• Task description: Do any lines in the data below contain "Verbundgerät"? If so, copy every one of them.
┌────────
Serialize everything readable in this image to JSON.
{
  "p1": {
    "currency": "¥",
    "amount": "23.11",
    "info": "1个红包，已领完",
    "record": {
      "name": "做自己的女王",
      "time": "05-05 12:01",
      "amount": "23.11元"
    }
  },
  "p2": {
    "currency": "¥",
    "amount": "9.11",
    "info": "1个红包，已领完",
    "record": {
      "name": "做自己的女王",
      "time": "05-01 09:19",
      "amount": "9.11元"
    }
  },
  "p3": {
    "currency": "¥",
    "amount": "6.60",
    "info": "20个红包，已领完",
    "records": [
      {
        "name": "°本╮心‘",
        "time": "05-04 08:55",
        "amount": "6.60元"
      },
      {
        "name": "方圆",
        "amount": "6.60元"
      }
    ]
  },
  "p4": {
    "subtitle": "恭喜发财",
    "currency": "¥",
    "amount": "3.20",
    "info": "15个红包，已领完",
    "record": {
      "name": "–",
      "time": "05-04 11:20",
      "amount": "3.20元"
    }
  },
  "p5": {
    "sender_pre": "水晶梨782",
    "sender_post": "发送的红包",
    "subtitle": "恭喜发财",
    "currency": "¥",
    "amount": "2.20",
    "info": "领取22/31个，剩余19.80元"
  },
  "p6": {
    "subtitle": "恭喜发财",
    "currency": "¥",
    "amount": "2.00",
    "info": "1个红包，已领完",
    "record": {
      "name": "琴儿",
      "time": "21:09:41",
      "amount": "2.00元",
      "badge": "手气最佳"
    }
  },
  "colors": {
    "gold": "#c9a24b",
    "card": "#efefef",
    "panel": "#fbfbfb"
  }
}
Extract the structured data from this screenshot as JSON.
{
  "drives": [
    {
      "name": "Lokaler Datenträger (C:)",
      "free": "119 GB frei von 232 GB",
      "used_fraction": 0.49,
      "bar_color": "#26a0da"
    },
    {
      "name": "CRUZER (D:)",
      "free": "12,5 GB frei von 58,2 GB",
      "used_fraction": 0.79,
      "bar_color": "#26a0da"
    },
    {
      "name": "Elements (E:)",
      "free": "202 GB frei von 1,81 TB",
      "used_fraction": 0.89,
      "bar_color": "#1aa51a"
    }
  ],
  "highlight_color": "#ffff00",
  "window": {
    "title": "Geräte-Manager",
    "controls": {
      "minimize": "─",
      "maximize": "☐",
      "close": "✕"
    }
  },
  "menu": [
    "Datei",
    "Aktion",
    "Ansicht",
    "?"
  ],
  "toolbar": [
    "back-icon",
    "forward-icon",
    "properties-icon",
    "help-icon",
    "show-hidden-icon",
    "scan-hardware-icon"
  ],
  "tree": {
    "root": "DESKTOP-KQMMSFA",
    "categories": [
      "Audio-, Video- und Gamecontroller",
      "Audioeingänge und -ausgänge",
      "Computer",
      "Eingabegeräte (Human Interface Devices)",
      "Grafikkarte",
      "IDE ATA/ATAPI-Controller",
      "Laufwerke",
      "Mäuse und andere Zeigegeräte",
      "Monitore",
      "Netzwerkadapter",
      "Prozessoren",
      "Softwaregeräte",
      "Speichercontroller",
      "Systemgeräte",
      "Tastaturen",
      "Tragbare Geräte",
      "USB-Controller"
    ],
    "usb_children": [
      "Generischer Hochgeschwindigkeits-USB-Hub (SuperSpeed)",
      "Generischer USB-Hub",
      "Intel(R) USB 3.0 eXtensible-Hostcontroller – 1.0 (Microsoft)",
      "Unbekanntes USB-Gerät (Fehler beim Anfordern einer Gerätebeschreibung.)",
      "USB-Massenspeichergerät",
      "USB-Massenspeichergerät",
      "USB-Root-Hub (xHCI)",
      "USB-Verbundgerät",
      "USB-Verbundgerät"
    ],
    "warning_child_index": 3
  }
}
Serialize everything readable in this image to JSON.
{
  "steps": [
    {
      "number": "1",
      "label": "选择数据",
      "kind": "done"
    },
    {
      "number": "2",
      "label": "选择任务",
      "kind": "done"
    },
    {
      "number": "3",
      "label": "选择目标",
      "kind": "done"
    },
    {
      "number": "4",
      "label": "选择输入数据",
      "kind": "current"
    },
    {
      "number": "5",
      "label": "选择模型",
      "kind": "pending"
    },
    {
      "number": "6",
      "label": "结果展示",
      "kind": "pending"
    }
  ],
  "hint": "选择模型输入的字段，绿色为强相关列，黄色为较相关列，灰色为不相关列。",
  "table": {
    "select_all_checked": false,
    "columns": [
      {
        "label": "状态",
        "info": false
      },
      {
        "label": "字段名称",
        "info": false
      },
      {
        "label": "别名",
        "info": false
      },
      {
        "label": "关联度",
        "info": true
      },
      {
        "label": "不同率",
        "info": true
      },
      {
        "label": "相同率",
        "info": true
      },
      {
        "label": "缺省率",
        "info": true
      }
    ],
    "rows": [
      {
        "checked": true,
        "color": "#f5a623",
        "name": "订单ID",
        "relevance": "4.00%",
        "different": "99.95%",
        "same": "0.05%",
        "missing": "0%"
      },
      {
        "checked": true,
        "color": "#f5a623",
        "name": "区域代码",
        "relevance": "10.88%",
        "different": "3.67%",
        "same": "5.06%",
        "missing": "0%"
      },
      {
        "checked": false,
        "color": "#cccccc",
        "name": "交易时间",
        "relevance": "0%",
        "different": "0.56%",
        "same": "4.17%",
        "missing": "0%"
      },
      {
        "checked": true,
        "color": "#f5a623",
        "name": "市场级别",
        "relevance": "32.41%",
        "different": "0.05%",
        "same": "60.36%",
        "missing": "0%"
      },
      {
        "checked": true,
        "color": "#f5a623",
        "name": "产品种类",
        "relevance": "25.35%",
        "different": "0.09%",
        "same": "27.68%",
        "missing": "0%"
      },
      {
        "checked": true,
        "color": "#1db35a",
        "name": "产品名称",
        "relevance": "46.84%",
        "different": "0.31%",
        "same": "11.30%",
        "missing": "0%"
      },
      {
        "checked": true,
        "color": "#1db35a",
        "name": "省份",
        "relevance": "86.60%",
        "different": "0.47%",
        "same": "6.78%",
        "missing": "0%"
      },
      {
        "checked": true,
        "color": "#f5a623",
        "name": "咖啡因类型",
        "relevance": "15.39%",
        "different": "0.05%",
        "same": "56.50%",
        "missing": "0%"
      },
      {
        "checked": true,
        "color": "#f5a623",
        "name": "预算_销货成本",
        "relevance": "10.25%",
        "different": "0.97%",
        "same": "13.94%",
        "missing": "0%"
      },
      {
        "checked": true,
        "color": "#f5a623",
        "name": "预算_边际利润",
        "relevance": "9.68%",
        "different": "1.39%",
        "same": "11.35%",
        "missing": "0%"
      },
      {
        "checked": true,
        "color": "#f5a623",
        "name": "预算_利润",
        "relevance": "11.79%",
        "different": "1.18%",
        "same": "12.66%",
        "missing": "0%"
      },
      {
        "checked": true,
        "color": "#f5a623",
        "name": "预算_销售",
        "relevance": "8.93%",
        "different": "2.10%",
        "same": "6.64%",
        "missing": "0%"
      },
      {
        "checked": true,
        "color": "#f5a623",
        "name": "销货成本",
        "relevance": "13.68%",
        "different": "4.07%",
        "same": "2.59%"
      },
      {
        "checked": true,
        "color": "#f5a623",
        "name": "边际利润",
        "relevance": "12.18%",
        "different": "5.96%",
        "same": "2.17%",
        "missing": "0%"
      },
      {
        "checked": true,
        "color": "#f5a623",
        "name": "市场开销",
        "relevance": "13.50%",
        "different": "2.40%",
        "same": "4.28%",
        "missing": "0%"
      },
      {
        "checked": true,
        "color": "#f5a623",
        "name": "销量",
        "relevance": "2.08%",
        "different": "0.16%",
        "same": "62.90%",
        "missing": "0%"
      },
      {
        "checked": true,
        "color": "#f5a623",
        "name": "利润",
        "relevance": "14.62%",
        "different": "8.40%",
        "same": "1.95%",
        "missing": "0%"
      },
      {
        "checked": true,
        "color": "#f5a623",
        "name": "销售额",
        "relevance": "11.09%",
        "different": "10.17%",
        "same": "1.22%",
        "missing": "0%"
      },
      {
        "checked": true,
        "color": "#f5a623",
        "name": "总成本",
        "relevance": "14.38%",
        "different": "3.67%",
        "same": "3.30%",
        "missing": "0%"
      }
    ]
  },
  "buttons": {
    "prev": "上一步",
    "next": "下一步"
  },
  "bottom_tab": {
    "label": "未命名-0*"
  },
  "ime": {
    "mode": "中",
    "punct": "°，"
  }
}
└────────
• Exercise response:
      "USB-Verbundgerät",
      "USB-Verbundgerät"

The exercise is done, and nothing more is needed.